:: The request ::
Check each line of the records for "SPAIN"; collect those that have it.

:: Data listing ::
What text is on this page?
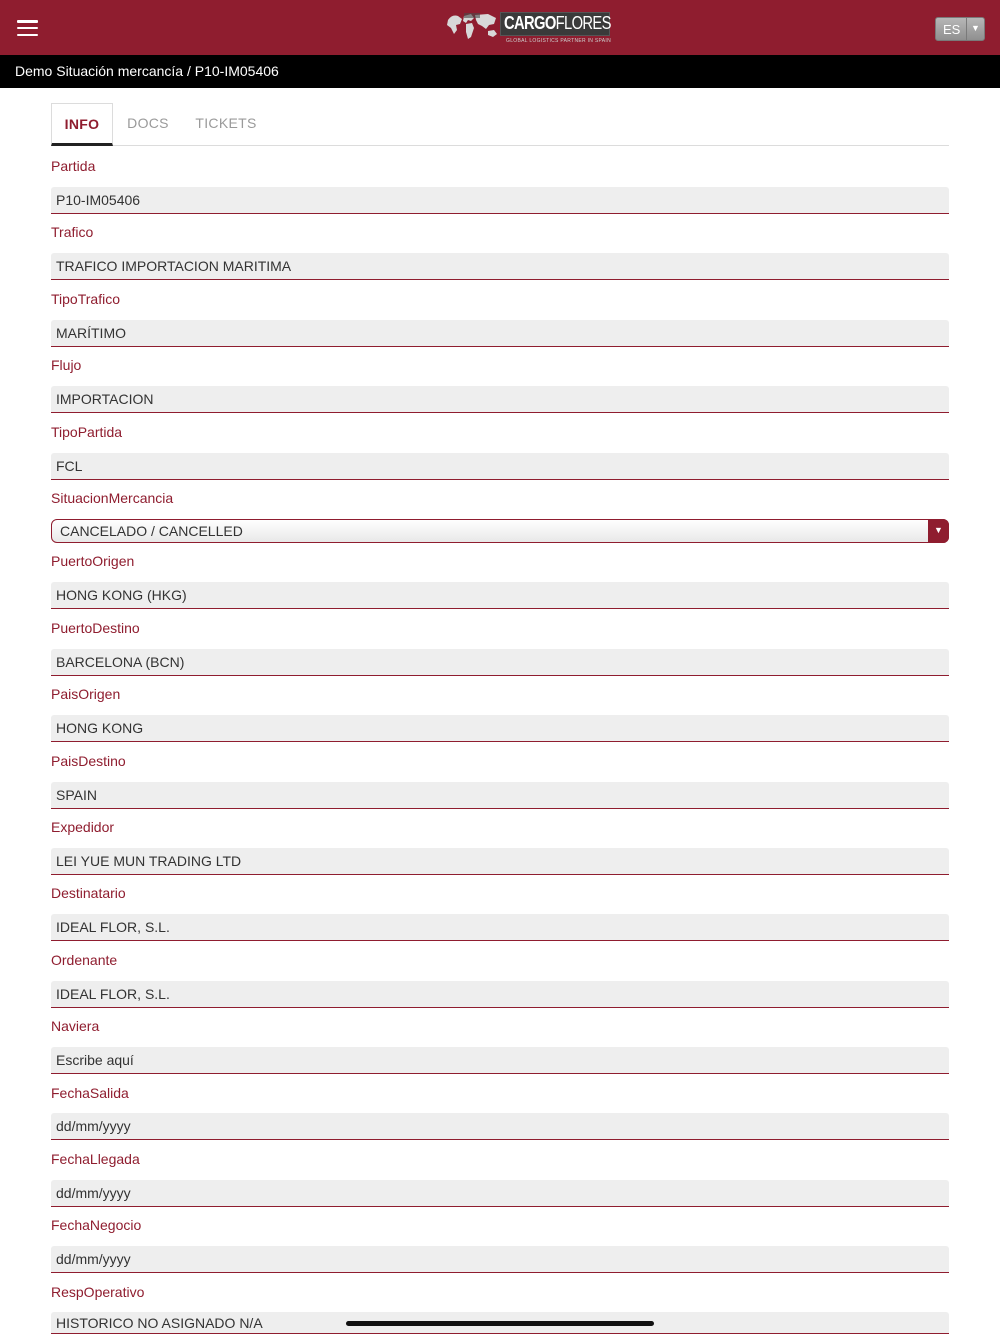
CARGOFLORES
GLOBAL LOGISTICS PARTNER IN SPAIN
ES ▼
Demo Situación mercancía / P10-IM05406
INFO	DOCS	TICKETS
Partida
P10-IM05406
Trafico
TRAFICO IMPORTACION MARITIMA
TipoTrafico
MARÍTIMO
Flujo
IMPORTACION
TipoPartida
FCL
SituacionMercancia
CANCELADO / CANCELLED	▼
PuertoOrigen
HONG KONG (HKG)
PuertoDestino
BARCELONA (BCN)
PaisOrigen
HONG KONG
PaisDestino
SPAIN
Expedidor
LEI YUE MUN TRADING LTD
Destinatario
IDEAL FLOR, S.L.
Ordenante
IDEAL FLOR, S.L.
Naviera
Escribe aquí
FechaSalida
dd/mm/yyyy
FechaLlegada
dd/mm/yyyy
FechaNegocio
dd/mm/yyyy
RespOperativo
HISTORICO NO ASIGNADO N/A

:: Full output ::
GLOBAL LOGISTICS PARTNER IN SPAIN
SPAIN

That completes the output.